*WHAT THIS TASK INVOLVES*: Write out the entries word for word, starting with the line that contains "Patent image size: (1287, 982)." and going on through the line that contains "The output terminal 54 is at (1156, 566).", with both of those lines included.

*PROVIDED ENTRIES*:
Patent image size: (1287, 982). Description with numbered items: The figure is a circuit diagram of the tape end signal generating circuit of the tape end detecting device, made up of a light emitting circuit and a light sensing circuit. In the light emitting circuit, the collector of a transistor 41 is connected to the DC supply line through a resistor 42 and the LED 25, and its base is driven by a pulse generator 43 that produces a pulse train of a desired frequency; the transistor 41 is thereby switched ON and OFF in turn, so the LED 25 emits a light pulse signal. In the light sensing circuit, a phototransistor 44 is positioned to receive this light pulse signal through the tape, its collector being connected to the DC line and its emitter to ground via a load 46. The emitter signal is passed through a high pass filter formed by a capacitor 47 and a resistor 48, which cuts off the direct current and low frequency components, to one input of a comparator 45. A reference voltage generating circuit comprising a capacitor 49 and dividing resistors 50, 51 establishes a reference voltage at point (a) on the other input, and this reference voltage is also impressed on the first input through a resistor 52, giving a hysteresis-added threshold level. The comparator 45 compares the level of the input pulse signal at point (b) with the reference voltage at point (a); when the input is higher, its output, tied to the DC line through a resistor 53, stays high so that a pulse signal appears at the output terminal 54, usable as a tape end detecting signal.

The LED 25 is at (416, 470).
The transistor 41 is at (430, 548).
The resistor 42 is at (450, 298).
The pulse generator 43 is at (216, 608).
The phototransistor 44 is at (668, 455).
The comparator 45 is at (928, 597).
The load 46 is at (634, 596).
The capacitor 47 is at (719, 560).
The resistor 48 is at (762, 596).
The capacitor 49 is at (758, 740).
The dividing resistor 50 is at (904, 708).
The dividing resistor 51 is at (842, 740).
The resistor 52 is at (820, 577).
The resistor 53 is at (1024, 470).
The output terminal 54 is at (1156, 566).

--

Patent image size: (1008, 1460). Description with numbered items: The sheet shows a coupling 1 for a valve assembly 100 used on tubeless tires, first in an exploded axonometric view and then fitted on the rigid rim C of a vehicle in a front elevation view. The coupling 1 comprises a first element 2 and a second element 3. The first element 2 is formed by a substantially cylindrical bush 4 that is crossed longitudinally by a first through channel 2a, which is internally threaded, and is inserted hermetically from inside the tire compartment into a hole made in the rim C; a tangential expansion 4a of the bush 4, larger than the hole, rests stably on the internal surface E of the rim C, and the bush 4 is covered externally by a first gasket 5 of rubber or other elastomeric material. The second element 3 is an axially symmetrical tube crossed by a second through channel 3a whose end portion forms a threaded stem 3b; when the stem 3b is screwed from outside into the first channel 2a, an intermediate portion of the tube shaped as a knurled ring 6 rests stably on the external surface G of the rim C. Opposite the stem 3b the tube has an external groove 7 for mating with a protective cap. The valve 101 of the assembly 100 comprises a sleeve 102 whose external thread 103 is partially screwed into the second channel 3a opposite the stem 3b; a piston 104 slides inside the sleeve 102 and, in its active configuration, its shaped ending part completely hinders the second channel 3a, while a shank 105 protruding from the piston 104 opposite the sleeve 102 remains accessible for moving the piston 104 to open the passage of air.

*FINAL RESULT*:
Patent image size: (1287, 982). Description with numbered items: The figure is a circuit diagram of the tape end signal generating circuit of the tape end detecting device, made up of a light emitting circuit and a light sensing circuit. In the light emitting circuit, the collector of a transistor 41 is connected to the DC supply line through a resistor 42 and the LED 25, and its base is driven by a pulse generator 43 that produces a pulse train of a desired frequency; the transistor 41 is thereby switched ON and OFF in turn, so the LED 25 emits a light pulse signal. In the light sensing circuit, a phototransistor 44 is positioned to receive this light pulse signal through the tape, its collector being connected to the DC line and its emitter to ground via a load 46. The emitter signal is passed through a high pass filter formed by a capacitor 47 and a resistor 48, which cuts off the direct current and low frequency components, to one input of a comparator 45. A reference voltage generating circuit comprising a capacitor 49 and dividing resistors 50, 51 establishes a reference voltage at point (a) on the other input, and this reference voltage is also impressed on the first input through a resistor 52, giving a hysteresis-added threshold level. The comparator 45 compares the level of the input pulse signal at point (b) with the reference voltage at point (a); when the input is higher, its output, tied to the DC line through a resistor 53, stays high so that a pulse signal appears at the output terminal 54, usable as a tape end detecting signal.

The LED 25 is at (416, 470).
The transistor 41 is at (430, 548).
The resistor 42 is at (450, 298).
The pulse generator 43 is at (216, 608).
The phototransistor 44 is at (668, 455).
The comparator 45 is at (928, 597).
The load 46 is at (634, 596).
The capacitor 47 is at (719, 560).
The resistor 48 is at (762, 596).
The capacitor 49 is at (758, 740).
The dividing resistor 50 is at (904, 708).
The dividing resistor 51 is at (842, 740).
The resistor 52 is at (820, 577).
The resistor 53 is at (1024, 470).
The output terminal 54 is at (1156, 566).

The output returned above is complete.